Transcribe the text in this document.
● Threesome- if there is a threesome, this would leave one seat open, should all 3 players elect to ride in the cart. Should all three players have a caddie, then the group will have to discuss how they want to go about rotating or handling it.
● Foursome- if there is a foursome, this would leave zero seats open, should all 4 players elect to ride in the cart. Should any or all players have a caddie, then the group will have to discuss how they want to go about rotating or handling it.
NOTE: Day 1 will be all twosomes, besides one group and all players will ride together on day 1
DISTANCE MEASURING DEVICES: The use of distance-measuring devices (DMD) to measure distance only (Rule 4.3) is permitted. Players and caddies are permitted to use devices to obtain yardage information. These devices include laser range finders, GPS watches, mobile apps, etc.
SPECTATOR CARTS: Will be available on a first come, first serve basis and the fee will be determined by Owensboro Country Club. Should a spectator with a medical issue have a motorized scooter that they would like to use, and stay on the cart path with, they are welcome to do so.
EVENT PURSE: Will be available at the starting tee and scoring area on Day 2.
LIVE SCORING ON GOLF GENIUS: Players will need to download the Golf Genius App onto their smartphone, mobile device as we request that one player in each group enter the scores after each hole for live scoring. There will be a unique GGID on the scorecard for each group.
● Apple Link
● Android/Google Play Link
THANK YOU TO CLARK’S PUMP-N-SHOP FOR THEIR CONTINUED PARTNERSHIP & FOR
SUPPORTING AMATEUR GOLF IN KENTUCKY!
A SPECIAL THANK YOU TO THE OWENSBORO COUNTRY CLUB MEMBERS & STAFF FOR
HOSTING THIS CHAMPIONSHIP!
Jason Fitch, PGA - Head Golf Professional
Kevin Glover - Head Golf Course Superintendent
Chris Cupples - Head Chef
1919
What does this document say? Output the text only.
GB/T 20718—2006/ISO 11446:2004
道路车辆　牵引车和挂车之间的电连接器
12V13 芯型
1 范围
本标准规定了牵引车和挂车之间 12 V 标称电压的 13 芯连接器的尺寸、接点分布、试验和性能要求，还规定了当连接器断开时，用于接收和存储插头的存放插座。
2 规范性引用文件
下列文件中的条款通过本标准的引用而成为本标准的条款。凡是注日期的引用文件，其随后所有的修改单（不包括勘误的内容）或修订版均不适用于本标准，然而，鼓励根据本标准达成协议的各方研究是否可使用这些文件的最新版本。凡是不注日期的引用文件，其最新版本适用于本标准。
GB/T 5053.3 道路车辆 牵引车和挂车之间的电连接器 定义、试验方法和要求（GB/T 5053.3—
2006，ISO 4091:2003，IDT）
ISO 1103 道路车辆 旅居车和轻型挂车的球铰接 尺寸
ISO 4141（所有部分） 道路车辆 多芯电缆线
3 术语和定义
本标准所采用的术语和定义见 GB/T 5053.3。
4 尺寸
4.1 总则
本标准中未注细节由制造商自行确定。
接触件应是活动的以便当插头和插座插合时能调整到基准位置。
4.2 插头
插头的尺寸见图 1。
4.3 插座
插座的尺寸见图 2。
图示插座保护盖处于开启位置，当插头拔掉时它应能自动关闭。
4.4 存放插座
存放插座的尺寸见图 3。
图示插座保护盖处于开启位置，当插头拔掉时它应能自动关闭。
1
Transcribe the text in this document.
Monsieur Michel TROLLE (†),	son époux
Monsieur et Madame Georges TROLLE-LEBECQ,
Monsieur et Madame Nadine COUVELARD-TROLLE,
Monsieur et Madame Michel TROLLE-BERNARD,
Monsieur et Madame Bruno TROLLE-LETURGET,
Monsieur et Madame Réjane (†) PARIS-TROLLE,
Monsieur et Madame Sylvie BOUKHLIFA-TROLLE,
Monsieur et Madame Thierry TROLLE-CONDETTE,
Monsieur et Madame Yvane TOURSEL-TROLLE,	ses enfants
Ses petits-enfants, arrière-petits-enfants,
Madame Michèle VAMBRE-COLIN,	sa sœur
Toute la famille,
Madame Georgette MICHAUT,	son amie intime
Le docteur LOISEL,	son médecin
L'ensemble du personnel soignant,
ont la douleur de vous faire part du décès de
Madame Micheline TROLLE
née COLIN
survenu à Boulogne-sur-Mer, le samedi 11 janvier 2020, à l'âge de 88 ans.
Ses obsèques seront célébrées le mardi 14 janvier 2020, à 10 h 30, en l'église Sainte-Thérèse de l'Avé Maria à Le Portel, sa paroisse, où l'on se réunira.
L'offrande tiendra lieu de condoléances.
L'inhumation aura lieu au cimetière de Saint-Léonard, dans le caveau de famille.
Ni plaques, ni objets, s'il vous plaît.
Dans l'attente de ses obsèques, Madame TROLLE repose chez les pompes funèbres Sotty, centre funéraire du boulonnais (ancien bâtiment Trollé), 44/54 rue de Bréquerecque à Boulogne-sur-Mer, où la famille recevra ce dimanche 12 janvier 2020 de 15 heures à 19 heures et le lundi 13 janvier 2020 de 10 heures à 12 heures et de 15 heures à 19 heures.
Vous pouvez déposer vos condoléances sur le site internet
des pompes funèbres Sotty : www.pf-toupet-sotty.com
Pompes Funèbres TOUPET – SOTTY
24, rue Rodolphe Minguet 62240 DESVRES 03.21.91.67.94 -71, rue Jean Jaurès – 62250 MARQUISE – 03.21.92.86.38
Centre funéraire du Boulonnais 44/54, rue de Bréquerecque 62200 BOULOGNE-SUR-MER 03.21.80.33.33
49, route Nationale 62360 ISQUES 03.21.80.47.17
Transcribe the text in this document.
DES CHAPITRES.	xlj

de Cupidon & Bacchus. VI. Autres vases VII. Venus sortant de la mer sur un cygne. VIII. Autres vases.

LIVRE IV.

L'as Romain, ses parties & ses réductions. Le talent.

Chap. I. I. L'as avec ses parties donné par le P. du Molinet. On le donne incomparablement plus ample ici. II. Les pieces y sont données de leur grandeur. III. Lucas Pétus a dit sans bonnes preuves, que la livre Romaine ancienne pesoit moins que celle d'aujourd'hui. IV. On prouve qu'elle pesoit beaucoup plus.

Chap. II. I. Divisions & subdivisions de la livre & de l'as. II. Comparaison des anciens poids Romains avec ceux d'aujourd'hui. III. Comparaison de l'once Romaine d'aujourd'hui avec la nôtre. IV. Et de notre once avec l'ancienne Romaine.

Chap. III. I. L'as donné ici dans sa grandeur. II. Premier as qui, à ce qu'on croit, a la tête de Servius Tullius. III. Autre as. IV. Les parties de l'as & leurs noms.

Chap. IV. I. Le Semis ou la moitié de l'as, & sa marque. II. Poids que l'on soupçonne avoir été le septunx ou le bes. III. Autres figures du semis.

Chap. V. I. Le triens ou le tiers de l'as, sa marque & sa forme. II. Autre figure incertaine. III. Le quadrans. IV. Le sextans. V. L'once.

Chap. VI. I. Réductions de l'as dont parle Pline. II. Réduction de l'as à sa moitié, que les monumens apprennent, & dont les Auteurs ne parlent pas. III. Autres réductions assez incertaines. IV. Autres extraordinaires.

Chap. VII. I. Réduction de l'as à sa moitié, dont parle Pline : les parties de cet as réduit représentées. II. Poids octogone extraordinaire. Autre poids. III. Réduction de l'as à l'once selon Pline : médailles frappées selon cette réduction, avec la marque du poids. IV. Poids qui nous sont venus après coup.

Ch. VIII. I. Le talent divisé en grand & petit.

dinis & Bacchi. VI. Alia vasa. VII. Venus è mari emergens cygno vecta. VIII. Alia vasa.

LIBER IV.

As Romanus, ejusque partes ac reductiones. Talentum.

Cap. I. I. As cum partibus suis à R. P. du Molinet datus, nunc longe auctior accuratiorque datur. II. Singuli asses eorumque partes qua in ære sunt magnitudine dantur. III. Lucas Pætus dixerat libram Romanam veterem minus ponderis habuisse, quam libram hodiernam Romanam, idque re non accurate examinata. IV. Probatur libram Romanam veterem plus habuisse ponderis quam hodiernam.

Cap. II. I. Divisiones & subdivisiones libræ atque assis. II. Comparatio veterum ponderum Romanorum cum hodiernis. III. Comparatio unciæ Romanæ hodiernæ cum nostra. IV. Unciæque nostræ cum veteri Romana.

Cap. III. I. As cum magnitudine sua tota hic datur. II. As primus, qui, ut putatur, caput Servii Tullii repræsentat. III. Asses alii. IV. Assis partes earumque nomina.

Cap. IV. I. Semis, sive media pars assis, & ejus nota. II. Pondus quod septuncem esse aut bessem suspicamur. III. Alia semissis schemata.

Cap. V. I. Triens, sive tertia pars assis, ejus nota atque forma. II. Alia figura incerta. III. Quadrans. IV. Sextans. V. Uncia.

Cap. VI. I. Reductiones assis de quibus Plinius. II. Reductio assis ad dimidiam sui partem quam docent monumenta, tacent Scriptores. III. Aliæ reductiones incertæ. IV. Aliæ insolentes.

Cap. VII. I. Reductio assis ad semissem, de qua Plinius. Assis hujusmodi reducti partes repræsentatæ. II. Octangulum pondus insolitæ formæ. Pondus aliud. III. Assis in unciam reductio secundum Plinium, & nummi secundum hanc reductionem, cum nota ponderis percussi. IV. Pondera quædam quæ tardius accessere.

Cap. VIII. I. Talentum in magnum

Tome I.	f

###

(WHAT IS BEING ASKED)
Collect the complete line wherever the string "would" appears in the records.

(RESULT OF THIS EXERCISE)
● Threesome- if there is a threesome, this would leave one seat open, should all 3 players elect to ride in the cart. Should all three players have a caddie, then the group will have to discuss how they want to go about rotating or handling it.
● Foursome- if there is a foursome, this would leave zero seats open, should all 4 players elect to ride in the cart. Should any or all players have a caddie, then the group will have to discuss how they want to go about rotating or handling it.
SPECTATOR CARTS: Will be available on a first come, first serve basis and the fee will be determined by Owensboro Country Club. Should a spectator with a medical issue have a motorized scooter that they would like to use, and stay on the cart path with, they are welcome to do so.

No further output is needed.